Records contained in a dataset
┄┄┄┄┄┄┄┄┄┄
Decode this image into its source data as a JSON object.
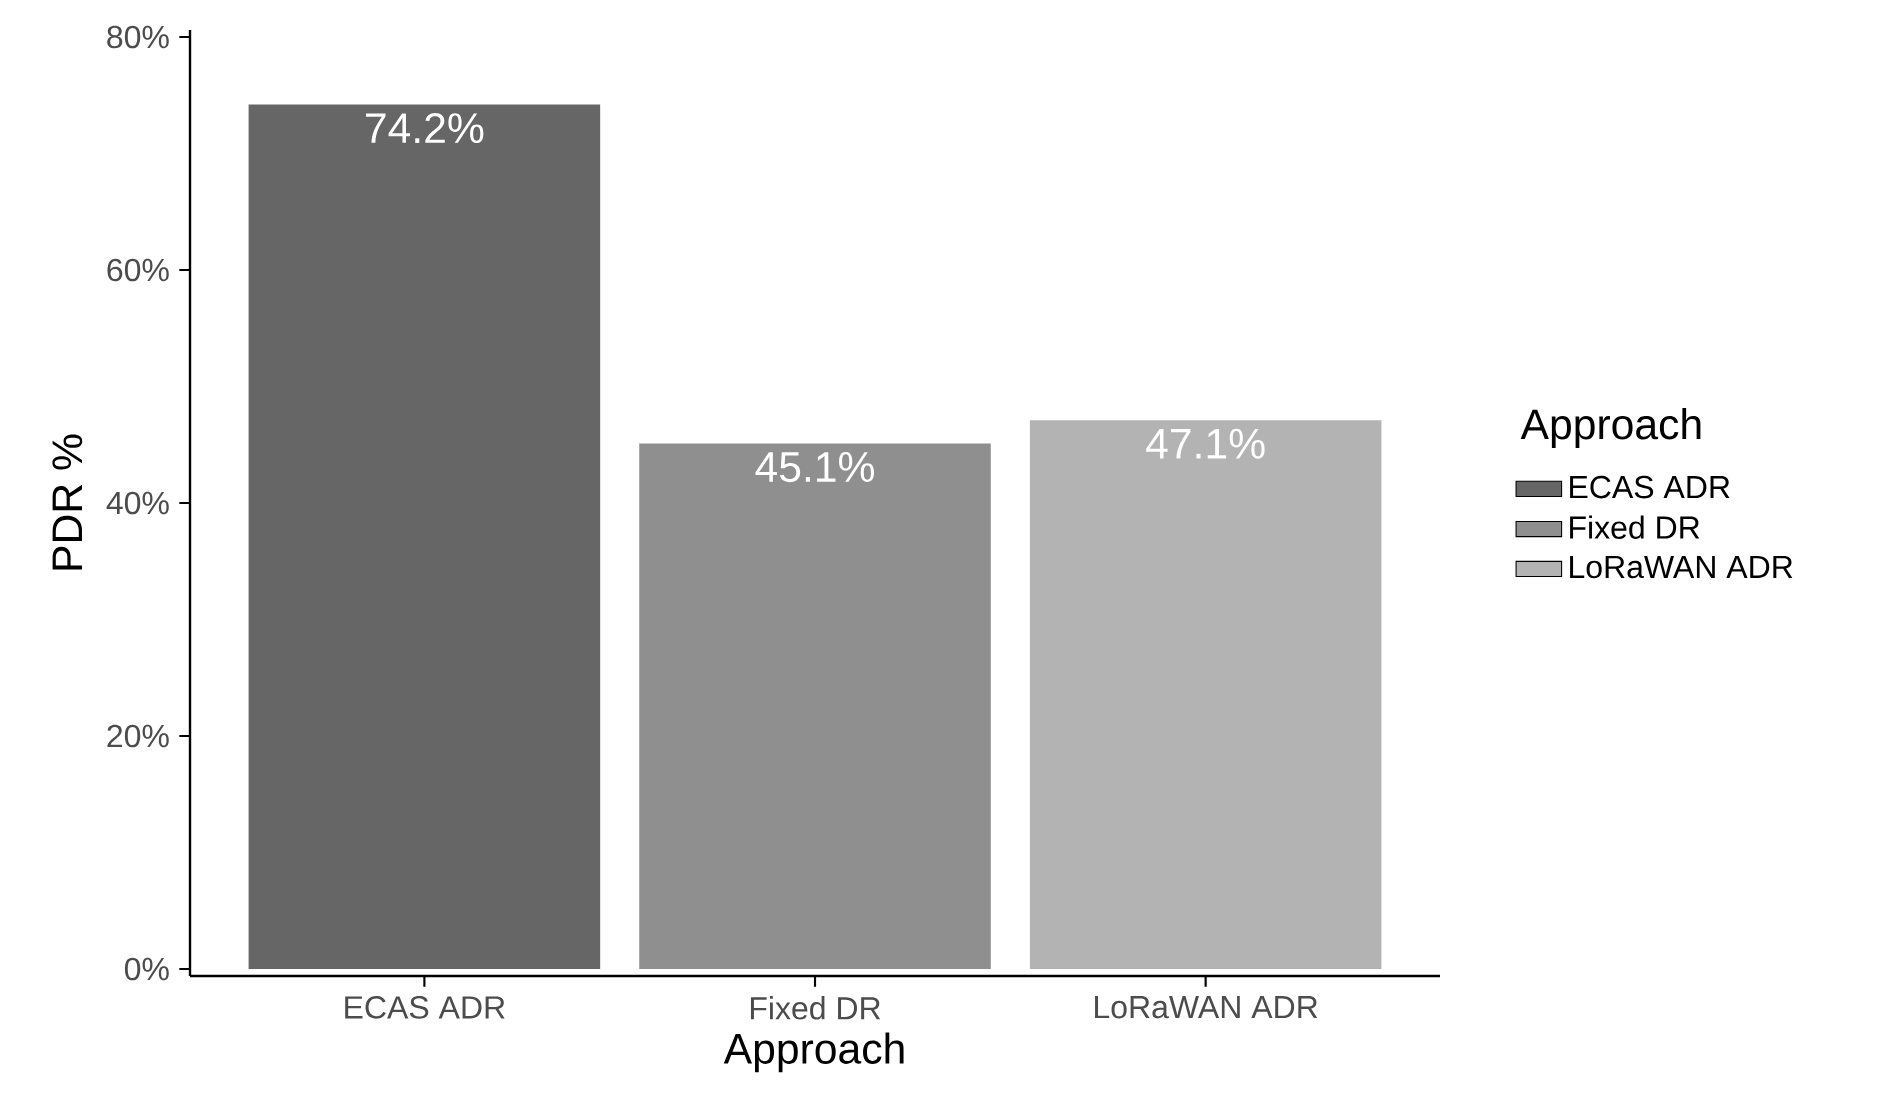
{
  "chart_data": {
    "type": "bar",
    "xlabel": "Approach",
    "ylabel": "PDR %",
    "legend_title": "Approach",
    "categories": [
      "ECAS ADR",
      "Fixed DR",
      "LoRaWAN ADR"
    ],
    "series": [
      {
        "name": "ECAS ADR",
        "color": "#666666",
        "values": [
          74.2,
          null,
          null
        ]
      },
      {
        "name": "Fixed DR",
        "color": "#8f8f8f",
        "values": [
          null,
          45.1,
          null
        ]
      },
      {
        "name": "LoRaWAN ADR",
        "color": "#b3b3b3",
        "values": [
          null,
          null,
          47.1
        ]
      }
    ],
    "stacked": true,
    "value_labels": [
      "74.2%",
      "45.1%",
      "47.1%"
    ],
    "ylim": [
      -0.6,
      80.6
    ],
    "yticks": [
      {
        "value": 0,
        "label": "0%"
      },
      {
        "value": 20,
        "label": "20%"
      },
      {
        "value": 40,
        "label": "40%"
      },
      {
        "value": 60,
        "label": "60%"
      },
      {
        "value": 80,
        "label": "80%"
      }
    ],
    "legend": "right",
    "grid": false
  }
}
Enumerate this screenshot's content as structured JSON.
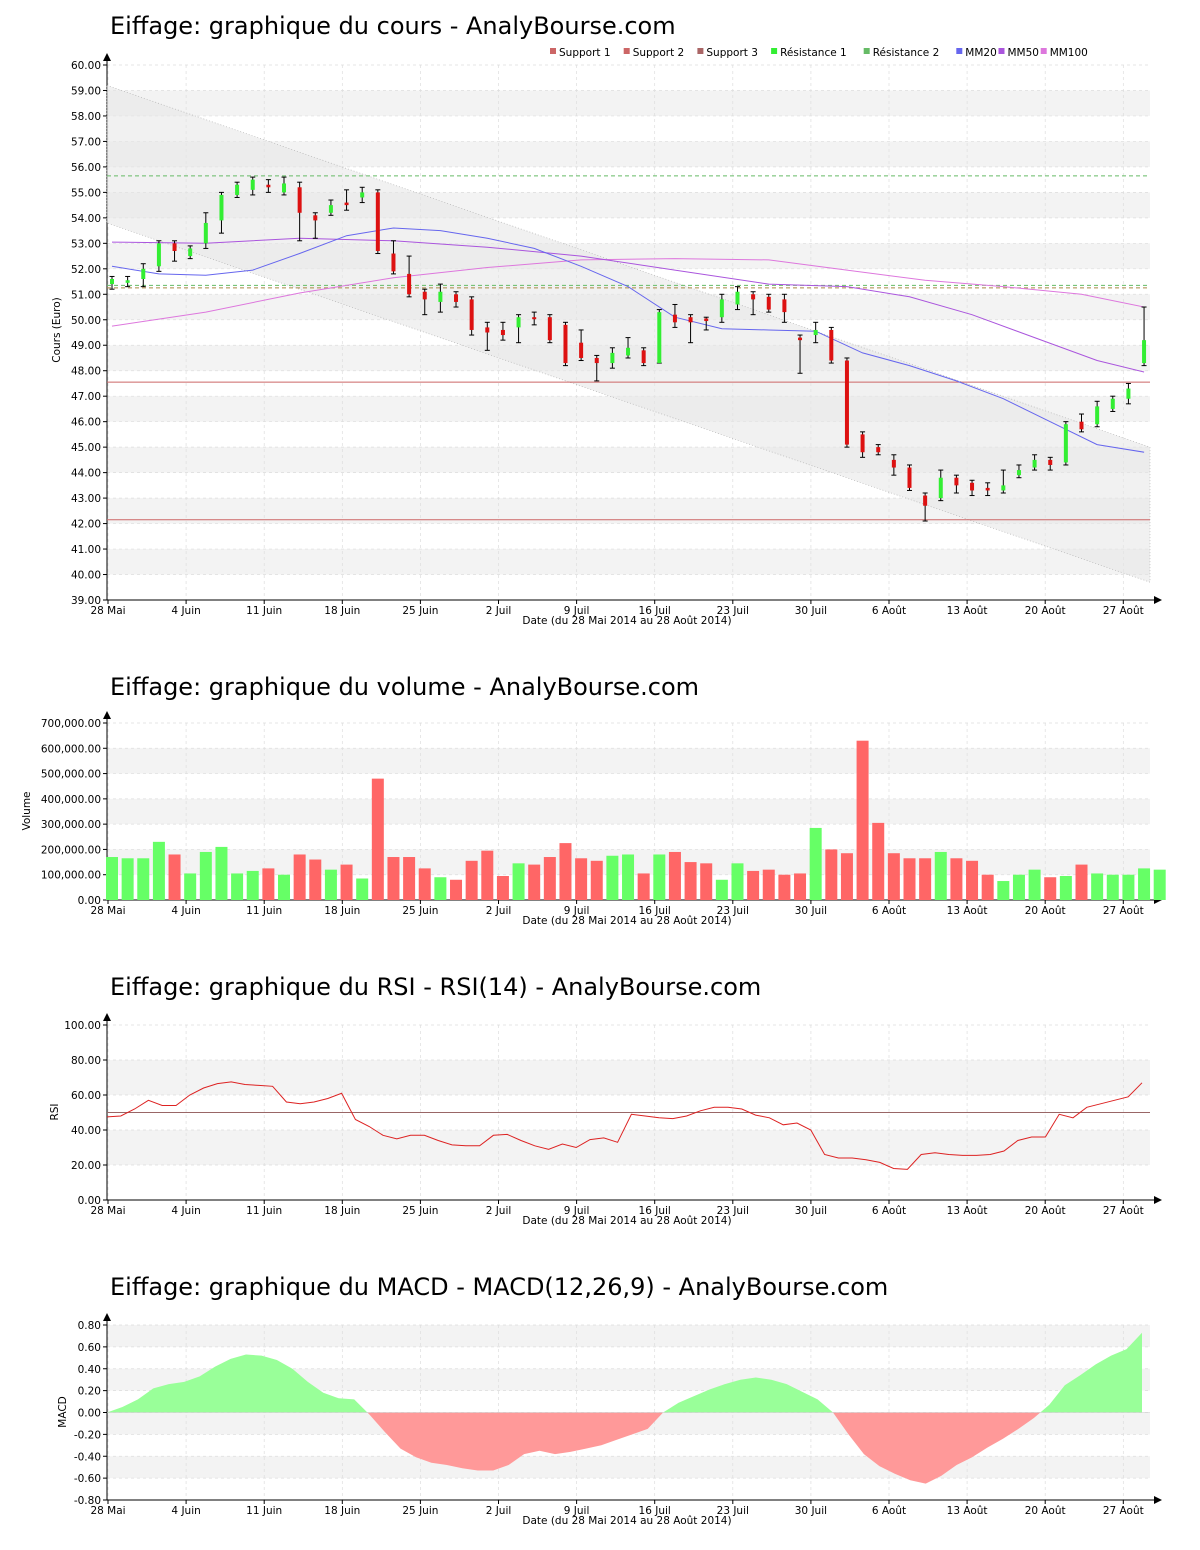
{
  "colors": {
    "up": "#33ee33",
    "down": "#dd1111",
    "vol_up": "#66ff66",
    "vol_down": "#ff6666",
    "support": "#cc6666",
    "resistance": "#66bb66",
    "mm20": "#6666ee",
    "mm50": "#aa55dd",
    "mm100": "#dd77dd",
    "rsi": "#dd2222",
    "macd_pos": "#99ff99",
    "macd_neg": "#ff9999",
    "band_light": "#f3f3f3",
    "grid": "#dddddd"
  },
  "date_axis": {
    "ticks": [
      "28 Mai",
      "4 Juin",
      "11 Juin",
      "18 Juin",
      "25 Juin",
      "2 Juil",
      "9 Juil",
      "16 Juil",
      "23 Juil",
      "30 Juil",
      "6 Août",
      "13 Août",
      "20 Août",
      "27 Août"
    ],
    "label": "Date (du 28 Mai 2014 au 28 Août 2014)"
  },
  "chart_data": [
    {
      "type": "candlestick",
      "title": "Eiffage: graphique du cours - AnalyBourse.com",
      "ylabel": "Cours (Euro)",
      "xlabel": "Date (du 28 Mai 2014 au 28 Août 2014)",
      "ylim": [
        39,
        60
      ],
      "yticks": [
        "39.00",
        "40.00",
        "41.00",
        "42.00",
        "43.00",
        "44.00",
        "45.00",
        "46.00",
        "47.00",
        "48.00",
        "49.00",
        "50.00",
        "51.00",
        "52.00",
        "53.00",
        "54.00",
        "55.00",
        "56.00",
        "57.00",
        "58.00",
        "59.00",
        "60.00"
      ],
      "legend": [
        "Support 1",
        "Support 2",
        "Support 3",
        "Résistance 1",
        "Résistance 2",
        "MM20",
        "MM50",
        "MM100"
      ],
      "legend_position": "top-right",
      "levels": {
        "support1": 47.55,
        "support2": 42.15,
        "support3": 51.25,
        "resistance1": 51.35,
        "resistance2": 55.65
      },
      "trend_channel": {
        "upper": [
          59.2,
          45.0
        ],
        "lower": [
          53.8,
          39.7
        ]
      },
      "candles": [
        {
          "o": 51.4,
          "c": 51.6,
          "h": 51.7,
          "l": 51.2
        },
        {
          "o": 51.45,
          "c": 51.55,
          "h": 51.7,
          "l": 51.3
        },
        {
          "o": 51.6,
          "c": 52.0,
          "h": 52.2,
          "l": 51.3
        },
        {
          "o": 52.1,
          "c": 53.0,
          "h": 53.1,
          "l": 51.9
        },
        {
          "o": 53.0,
          "c": 52.7,
          "h": 53.1,
          "l": 52.3
        },
        {
          "o": 52.5,
          "c": 52.8,
          "h": 52.9,
          "l": 52.4
        },
        {
          "o": 53.0,
          "c": 53.8,
          "h": 54.2,
          "l": 52.8
        },
        {
          "o": 53.9,
          "c": 54.9,
          "h": 55.0,
          "l": 53.4
        },
        {
          "o": 54.9,
          "c": 55.3,
          "h": 55.4,
          "l": 54.8
        },
        {
          "o": 55.1,
          "c": 55.5,
          "h": 55.6,
          "l": 54.9
        },
        {
          "o": 55.3,
          "c": 55.2,
          "h": 55.5,
          "l": 55.0
        },
        {
          "o": 55.0,
          "c": 55.35,
          "h": 55.6,
          "l": 54.9
        },
        {
          "o": 55.2,
          "c": 54.2,
          "h": 55.4,
          "l": 53.1
        },
        {
          "o": 54.1,
          "c": 53.9,
          "h": 54.2,
          "l": 53.2
        },
        {
          "o": 54.2,
          "c": 54.5,
          "h": 54.7,
          "l": 54.1
        },
        {
          "o": 54.6,
          "c": 54.5,
          "h": 55.1,
          "l": 54.3
        },
        {
          "o": 54.8,
          "c": 55.0,
          "h": 55.2,
          "l": 54.6
        },
        {
          "o": 55.0,
          "c": 52.7,
          "h": 55.1,
          "l": 52.6
        },
        {
          "o": 52.6,
          "c": 51.9,
          "h": 53.1,
          "l": 51.8
        },
        {
          "o": 51.8,
          "c": 51.0,
          "h": 52.5,
          "l": 50.9
        },
        {
          "o": 51.1,
          "c": 50.8,
          "h": 51.2,
          "l": 50.2
        },
        {
          "o": 50.7,
          "c": 51.1,
          "h": 51.4,
          "l": 50.3
        },
        {
          "o": 51.0,
          "c": 50.7,
          "h": 51.1,
          "l": 50.5
        },
        {
          "o": 50.8,
          "c": 49.6,
          "h": 50.9,
          "l": 49.4
        },
        {
          "o": 49.7,
          "c": 49.5,
          "h": 49.9,
          "l": 48.8
        },
        {
          "o": 49.6,
          "c": 49.4,
          "h": 49.9,
          "l": 49.2
        },
        {
          "o": 49.7,
          "c": 50.1,
          "h": 50.2,
          "l": 49.1
        },
        {
          "o": 50.1,
          "c": 50.05,
          "h": 50.3,
          "l": 49.8
        },
        {
          "o": 50.1,
          "c": 49.2,
          "h": 50.2,
          "l": 49.1
        },
        {
          "o": 49.8,
          "c": 48.3,
          "h": 49.9,
          "l": 48.2
        },
        {
          "o": 49.1,
          "c": 48.5,
          "h": 49.6,
          "l": 48.4
        },
        {
          "o": 48.5,
          "c": 48.3,
          "h": 48.6,
          "l": 47.6
        },
        {
          "o": 48.3,
          "c": 48.7,
          "h": 48.9,
          "l": 48.1
        },
        {
          "o": 48.6,
          "c": 48.9,
          "h": 49.3,
          "l": 48.5
        },
        {
          "o": 48.8,
          "c": 48.3,
          "h": 48.9,
          "l": 48.2
        },
        {
          "o": 48.3,
          "c": 50.3,
          "h": 50.4,
          "l": 48.3
        },
        {
          "o": 50.2,
          "c": 49.9,
          "h": 50.6,
          "l": 49.7
        },
        {
          "o": 50.1,
          "c": 49.9,
          "h": 50.2,
          "l": 49.1
        },
        {
          "o": 50.05,
          "c": 49.95,
          "h": 50.1,
          "l": 49.6
        },
        {
          "o": 50.1,
          "c": 50.8,
          "h": 51.0,
          "l": 49.9
        },
        {
          "o": 50.6,
          "c": 51.1,
          "h": 51.3,
          "l": 50.4
        },
        {
          "o": 51.0,
          "c": 50.8,
          "h": 51.1,
          "l": 50.2
        },
        {
          "o": 50.9,
          "c": 50.4,
          "h": 51.0,
          "l": 50.3
        },
        {
          "o": 50.8,
          "c": 50.3,
          "h": 51.0,
          "l": 49.9
        },
        {
          "o": 49.3,
          "c": 49.2,
          "h": 49.4,
          "l": 47.9
        },
        {
          "o": 49.4,
          "c": 49.6,
          "h": 49.9,
          "l": 49.1
        },
        {
          "o": 49.6,
          "c": 48.4,
          "h": 49.7,
          "l": 48.3
        },
        {
          "o": 48.4,
          "c": 45.1,
          "h": 48.5,
          "l": 45.0
        },
        {
          "o": 45.5,
          "c": 44.8,
          "h": 45.6,
          "l": 44.6
        },
        {
          "o": 45.0,
          "c": 44.8,
          "h": 45.1,
          "l": 44.7
        },
        {
          "o": 44.5,
          "c": 44.2,
          "h": 44.7,
          "l": 43.9
        },
        {
          "o": 44.2,
          "c": 43.4,
          "h": 44.3,
          "l": 43.3
        },
        {
          "o": 43.1,
          "c": 42.7,
          "h": 43.2,
          "l": 42.1
        },
        {
          "o": 43.0,
          "c": 43.8,
          "h": 44.1,
          "l": 42.9
        },
        {
          "o": 43.8,
          "c": 43.5,
          "h": 43.9,
          "l": 43.2
        },
        {
          "o": 43.6,
          "c": 43.3,
          "h": 43.7,
          "l": 43.1
        },
        {
          "o": 43.4,
          "c": 43.3,
          "h": 43.6,
          "l": 43.1
        },
        {
          "o": 43.3,
          "c": 43.5,
          "h": 44.1,
          "l": 43.2
        },
        {
          "o": 43.9,
          "c": 44.1,
          "h": 44.3,
          "l": 43.8
        },
        {
          "o": 44.2,
          "c": 44.5,
          "h": 44.7,
          "l": 44.1
        },
        {
          "o": 44.5,
          "c": 44.3,
          "h": 44.6,
          "l": 44.1
        },
        {
          "o": 44.4,
          "c": 45.9,
          "h": 46.0,
          "l": 44.3
        },
        {
          "o": 46.0,
          "c": 45.7,
          "h": 46.3,
          "l": 45.6
        },
        {
          "o": 45.9,
          "c": 46.6,
          "h": 46.8,
          "l": 45.8
        },
        {
          "o": 46.5,
          "c": 46.9,
          "h": 47.0,
          "l": 46.4
        },
        {
          "o": 46.9,
          "c": 47.3,
          "h": 47.5,
          "l": 46.7
        },
        {
          "o": 48.3,
          "c": 49.2,
          "h": 50.5,
          "l": 48.2
        }
      ],
      "mm20": [
        [
          0,
          52.1
        ],
        [
          3,
          51.8
        ],
        [
          6,
          51.75
        ],
        [
          9,
          51.95
        ],
        [
          12,
          52.6
        ],
        [
          15,
          53.3
        ],
        [
          18,
          53.6
        ],
        [
          21,
          53.5
        ],
        [
          24,
          53.2
        ],
        [
          27,
          52.8
        ],
        [
          30,
          52.1
        ],
        [
          33,
          51.3
        ],
        [
          36,
          50.1
        ],
        [
          39,
          49.65
        ],
        [
          42,
          49.6
        ],
        [
          45,
          49.55
        ],
        [
          48,
          48.7
        ],
        [
          51,
          48.2
        ],
        [
          54,
          47.6
        ],
        [
          57,
          46.9
        ],
        [
          60,
          46.0
        ],
        [
          63,
          45.1
        ],
        [
          66,
          44.8
        ]
      ],
      "mm50": [
        [
          0,
          53.05
        ],
        [
          6,
          53.0
        ],
        [
          12,
          53.2
        ],
        [
          18,
          53.1
        ],
        [
          24,
          52.85
        ],
        [
          30,
          52.5
        ],
        [
          36,
          51.95
        ],
        [
          42,
          51.4
        ],
        [
          47,
          51.3
        ],
        [
          51,
          50.9
        ],
        [
          55,
          50.2
        ],
        [
          59,
          49.3
        ],
        [
          63,
          48.4
        ],
        [
          66,
          47.95
        ]
      ],
      "mm100": [
        [
          0,
          49.75
        ],
        [
          6,
          50.3
        ],
        [
          12,
          51.05
        ],
        [
          18,
          51.65
        ],
        [
          24,
          52.05
        ],
        [
          30,
          52.35
        ],
        [
          36,
          52.4
        ],
        [
          42,
          52.35
        ],
        [
          47,
          51.95
        ],
        [
          52,
          51.55
        ],
        [
          57,
          51.3
        ],
        [
          62,
          51.0
        ],
        [
          66,
          50.5
        ]
      ]
    },
    {
      "type": "bar",
      "title": "Eiffage: graphique du volume - AnalyBourse.com",
      "ylabel": "Volume",
      "xlabel": "Date (du 28 Mai 2014 au 28 Août 2014)",
      "ylim": [
        0,
        700000
      ],
      "yticks": [
        "0.00",
        "100,000.00",
        "200,000.00",
        "300,000.00",
        "400,000.00",
        "500,000.00",
        "600,000.00",
        "700,000.00"
      ],
      "values": [
        170000,
        165000,
        165000,
        230000,
        180000,
        105000,
        190000,
        210000,
        105000,
        115000,
        125000,
        100000,
        180000,
        160000,
        120000,
        140000,
        85000,
        480000,
        170000,
        170000,
        125000,
        90000,
        80000,
        155000,
        195000,
        95000,
        145000,
        140000,
        170000,
        225000,
        165000,
        155000,
        175000,
        180000,
        105000,
        180000,
        190000,
        150000,
        145000,
        80000,
        145000,
        115000,
        120000,
        100000,
        105000,
        285000,
        200000,
        185000,
        630000,
        305000,
        185000,
        165000,
        165000,
        190000,
        165000,
        155000,
        100000,
        75000,
        100000,
        120000,
        90000,
        95000,
        140000,
        105000,
        100000,
        100000,
        125000,
        120000
      ]
    },
    {
      "type": "line",
      "title": "Eiffage: graphique du RSI - RSI(14) - AnalyBourse.com",
      "ylabel": "RSI",
      "xlabel": "Date (du 28 Mai 2014 au 28 Août 2014)",
      "ylim": [
        0,
        100
      ],
      "yticks": [
        "0.00",
        "20.00",
        "40.00",
        "60.00",
        "80.00",
        "100.00"
      ],
      "reference_line": 50,
      "values": [
        47.5,
        48,
        52,
        57,
        54,
        54,
        60,
        64,
        66.5,
        67.5,
        66,
        65.5,
        65,
        56,
        55,
        56,
        58,
        61,
        46,
        42,
        37,
        35,
        37,
        37,
        34,
        31.5,
        31,
        31,
        37,
        37.5,
        34,
        31,
        29,
        32,
        30,
        34.5,
        35.5,
        33,
        49,
        48,
        47,
        46.5,
        48,
        51,
        53,
        53,
        52,
        48.5,
        47,
        43,
        44,
        40,
        26,
        24,
        24,
        23,
        21.5,
        18,
        17.5,
        26,
        27,
        26,
        25.5,
        25.5,
        26,
        28,
        34,
        36,
        36,
        49,
        47,
        53,
        55,
        57,
        59,
        67
      ]
    },
    {
      "type": "area",
      "title": "Eiffage: graphique du MACD - MACD(12,26,9) - AnalyBourse.com",
      "ylabel": "MACD",
      "xlabel": "Date (du 28 Mai 2014 au 28 Août 2014)",
      "ylim": [
        -0.8,
        0.8
      ],
      "yticks": [
        "-0.80",
        "-0.60",
        "-0.40",
        "-0.20",
        "0.00",
        "0.20",
        "0.40",
        "0.60",
        "0.80"
      ],
      "values": [
        0.0,
        0.05,
        0.12,
        0.22,
        0.26,
        0.28,
        0.33,
        0.42,
        0.49,
        0.53,
        0.52,
        0.48,
        0.4,
        0.28,
        0.18,
        0.13,
        0.12,
        -0.02,
        -0.18,
        -0.33,
        -0.41,
        -0.46,
        -0.48,
        -0.51,
        -0.53,
        -0.53,
        -0.48,
        -0.38,
        -0.35,
        -0.38,
        -0.36,
        -0.33,
        -0.3,
        -0.25,
        -0.2,
        -0.15,
        0.0,
        0.09,
        0.15,
        0.21,
        0.26,
        0.3,
        0.32,
        0.3,
        0.26,
        0.19,
        0.12,
        0.0,
        -0.2,
        -0.38,
        -0.49,
        -0.56,
        -0.62,
        -0.65,
        -0.58,
        -0.48,
        -0.41,
        -0.32,
        -0.24,
        -0.15,
        -0.05,
        0.07,
        0.25,
        0.34,
        0.44,
        0.52,
        0.58,
        0.73
      ]
    }
  ]
}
┄┄┄┄┄┄┄┄┄┄
Report how many lines of the entries hold the word "graphique". Nothing else is needed.

4